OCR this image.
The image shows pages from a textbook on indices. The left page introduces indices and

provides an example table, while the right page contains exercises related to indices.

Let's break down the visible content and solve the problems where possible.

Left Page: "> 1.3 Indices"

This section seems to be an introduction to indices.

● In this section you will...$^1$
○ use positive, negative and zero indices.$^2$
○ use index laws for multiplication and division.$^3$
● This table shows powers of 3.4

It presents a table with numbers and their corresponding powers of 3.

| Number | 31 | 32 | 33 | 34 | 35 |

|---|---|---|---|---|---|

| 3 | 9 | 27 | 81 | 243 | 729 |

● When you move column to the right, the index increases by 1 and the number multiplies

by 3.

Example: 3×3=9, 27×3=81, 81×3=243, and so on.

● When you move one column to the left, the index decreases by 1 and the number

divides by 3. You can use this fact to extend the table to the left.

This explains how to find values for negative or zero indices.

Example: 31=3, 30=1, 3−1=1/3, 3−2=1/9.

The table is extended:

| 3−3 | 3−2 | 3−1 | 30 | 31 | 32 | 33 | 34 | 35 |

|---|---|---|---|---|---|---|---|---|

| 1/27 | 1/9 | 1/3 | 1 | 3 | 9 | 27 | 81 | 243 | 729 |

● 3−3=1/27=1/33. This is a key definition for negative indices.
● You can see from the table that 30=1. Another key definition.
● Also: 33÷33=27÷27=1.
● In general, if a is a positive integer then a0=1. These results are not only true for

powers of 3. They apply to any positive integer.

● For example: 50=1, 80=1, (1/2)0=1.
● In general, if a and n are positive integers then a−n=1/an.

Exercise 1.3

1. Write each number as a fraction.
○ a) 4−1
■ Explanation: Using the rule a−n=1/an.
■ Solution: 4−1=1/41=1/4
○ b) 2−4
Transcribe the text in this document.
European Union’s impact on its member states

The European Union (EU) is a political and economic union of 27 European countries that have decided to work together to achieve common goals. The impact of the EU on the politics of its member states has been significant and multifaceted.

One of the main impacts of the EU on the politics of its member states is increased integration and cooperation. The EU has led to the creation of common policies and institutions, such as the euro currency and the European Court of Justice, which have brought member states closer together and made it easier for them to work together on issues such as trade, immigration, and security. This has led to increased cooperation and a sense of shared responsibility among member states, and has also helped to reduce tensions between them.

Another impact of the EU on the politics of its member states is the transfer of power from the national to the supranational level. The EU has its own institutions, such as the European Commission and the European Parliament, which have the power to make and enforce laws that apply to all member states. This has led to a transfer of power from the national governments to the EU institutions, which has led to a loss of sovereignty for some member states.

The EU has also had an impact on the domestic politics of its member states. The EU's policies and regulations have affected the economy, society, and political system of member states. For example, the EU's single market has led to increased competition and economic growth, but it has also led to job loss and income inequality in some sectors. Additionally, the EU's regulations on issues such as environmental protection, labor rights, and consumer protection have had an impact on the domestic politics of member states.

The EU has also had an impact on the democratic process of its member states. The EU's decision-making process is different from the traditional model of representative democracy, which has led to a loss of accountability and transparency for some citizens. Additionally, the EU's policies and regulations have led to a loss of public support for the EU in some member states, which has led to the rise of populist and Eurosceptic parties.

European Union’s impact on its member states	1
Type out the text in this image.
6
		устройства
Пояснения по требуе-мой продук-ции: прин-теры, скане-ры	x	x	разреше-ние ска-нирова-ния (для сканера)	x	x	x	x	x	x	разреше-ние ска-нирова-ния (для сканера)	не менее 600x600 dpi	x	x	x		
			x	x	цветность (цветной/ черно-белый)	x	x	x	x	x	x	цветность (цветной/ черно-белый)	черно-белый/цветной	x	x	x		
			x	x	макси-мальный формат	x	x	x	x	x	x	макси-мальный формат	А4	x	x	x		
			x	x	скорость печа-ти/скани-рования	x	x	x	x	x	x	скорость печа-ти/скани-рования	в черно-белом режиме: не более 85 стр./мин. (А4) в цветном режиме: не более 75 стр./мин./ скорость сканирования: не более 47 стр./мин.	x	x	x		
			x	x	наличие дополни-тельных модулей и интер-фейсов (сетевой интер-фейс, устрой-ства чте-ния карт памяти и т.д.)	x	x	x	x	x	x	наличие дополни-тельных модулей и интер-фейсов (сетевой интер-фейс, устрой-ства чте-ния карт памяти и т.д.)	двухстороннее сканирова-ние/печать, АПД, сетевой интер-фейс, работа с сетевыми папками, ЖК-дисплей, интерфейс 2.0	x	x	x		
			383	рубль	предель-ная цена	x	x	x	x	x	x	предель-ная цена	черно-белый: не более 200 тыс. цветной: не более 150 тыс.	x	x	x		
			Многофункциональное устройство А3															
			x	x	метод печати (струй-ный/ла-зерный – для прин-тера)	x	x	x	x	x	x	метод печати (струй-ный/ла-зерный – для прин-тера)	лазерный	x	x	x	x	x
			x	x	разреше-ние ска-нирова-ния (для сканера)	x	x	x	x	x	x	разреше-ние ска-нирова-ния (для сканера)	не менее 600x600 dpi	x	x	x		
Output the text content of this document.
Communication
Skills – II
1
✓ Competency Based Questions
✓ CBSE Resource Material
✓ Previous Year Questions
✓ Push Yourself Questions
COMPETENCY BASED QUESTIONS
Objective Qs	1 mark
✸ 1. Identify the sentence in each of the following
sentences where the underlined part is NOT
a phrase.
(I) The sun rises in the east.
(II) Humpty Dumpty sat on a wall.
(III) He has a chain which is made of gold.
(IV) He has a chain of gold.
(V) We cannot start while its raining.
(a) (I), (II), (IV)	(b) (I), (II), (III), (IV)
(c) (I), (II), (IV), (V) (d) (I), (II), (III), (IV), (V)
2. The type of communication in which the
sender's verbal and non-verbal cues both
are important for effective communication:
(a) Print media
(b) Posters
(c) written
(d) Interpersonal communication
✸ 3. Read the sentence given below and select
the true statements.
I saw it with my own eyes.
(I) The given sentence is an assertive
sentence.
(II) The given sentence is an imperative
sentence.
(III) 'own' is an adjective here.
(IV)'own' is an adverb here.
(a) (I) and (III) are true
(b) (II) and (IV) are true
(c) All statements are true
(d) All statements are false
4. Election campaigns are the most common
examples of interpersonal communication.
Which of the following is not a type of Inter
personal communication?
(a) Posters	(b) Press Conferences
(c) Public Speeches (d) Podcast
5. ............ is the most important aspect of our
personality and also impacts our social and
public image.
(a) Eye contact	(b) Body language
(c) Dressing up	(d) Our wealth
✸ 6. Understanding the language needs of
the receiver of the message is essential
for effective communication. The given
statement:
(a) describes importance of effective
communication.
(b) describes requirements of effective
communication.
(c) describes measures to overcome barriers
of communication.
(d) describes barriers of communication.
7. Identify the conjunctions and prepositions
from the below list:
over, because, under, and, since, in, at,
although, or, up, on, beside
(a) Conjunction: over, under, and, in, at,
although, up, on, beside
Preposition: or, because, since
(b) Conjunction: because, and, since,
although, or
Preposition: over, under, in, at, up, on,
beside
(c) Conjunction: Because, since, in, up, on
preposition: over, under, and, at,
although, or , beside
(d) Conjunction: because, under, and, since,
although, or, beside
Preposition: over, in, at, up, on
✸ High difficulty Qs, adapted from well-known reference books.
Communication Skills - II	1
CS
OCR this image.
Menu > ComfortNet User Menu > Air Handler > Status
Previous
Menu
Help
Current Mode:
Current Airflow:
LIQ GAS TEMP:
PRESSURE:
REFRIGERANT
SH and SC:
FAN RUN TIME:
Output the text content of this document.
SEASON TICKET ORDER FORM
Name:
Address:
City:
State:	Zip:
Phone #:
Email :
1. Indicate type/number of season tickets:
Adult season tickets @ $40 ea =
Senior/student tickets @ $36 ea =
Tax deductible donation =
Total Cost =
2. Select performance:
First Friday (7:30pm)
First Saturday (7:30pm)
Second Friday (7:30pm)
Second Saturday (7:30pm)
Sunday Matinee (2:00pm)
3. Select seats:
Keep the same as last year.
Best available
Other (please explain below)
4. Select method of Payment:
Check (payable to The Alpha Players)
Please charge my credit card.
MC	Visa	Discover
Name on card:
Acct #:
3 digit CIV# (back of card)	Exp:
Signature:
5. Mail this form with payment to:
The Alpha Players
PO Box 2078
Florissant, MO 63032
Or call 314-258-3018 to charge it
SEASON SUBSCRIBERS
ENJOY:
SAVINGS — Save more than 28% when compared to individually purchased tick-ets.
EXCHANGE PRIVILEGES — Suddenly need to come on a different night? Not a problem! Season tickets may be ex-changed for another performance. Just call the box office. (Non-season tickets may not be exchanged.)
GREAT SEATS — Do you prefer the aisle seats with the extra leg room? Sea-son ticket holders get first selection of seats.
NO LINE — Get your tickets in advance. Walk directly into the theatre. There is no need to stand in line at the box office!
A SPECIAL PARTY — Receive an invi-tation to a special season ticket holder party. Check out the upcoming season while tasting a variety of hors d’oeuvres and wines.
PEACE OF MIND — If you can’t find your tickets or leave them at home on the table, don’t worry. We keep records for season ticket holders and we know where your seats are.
============================================================
▶ [TASK TO CARRY OUT] Take every line above carrying "разреше" and return it.

▶ [EXERCISE RESULT]
Пояснения по требуе-мой продук-ции: прин-теры, скане-ры	x	x	разреше-ние ска-нирова-ния (для сканера)	x	x	x	x	x	x	разреше-ние ска-нирова-ния (для сканера)	не менее 600x600 dpi	x	x	x		
			x	x	разреше-ние ска-нирова-ния (для сканера)	x	x	x	x	x	x	разреше-ние ска-нирова-ния (для сканера)	не менее 600x600 dpi	x	x	x		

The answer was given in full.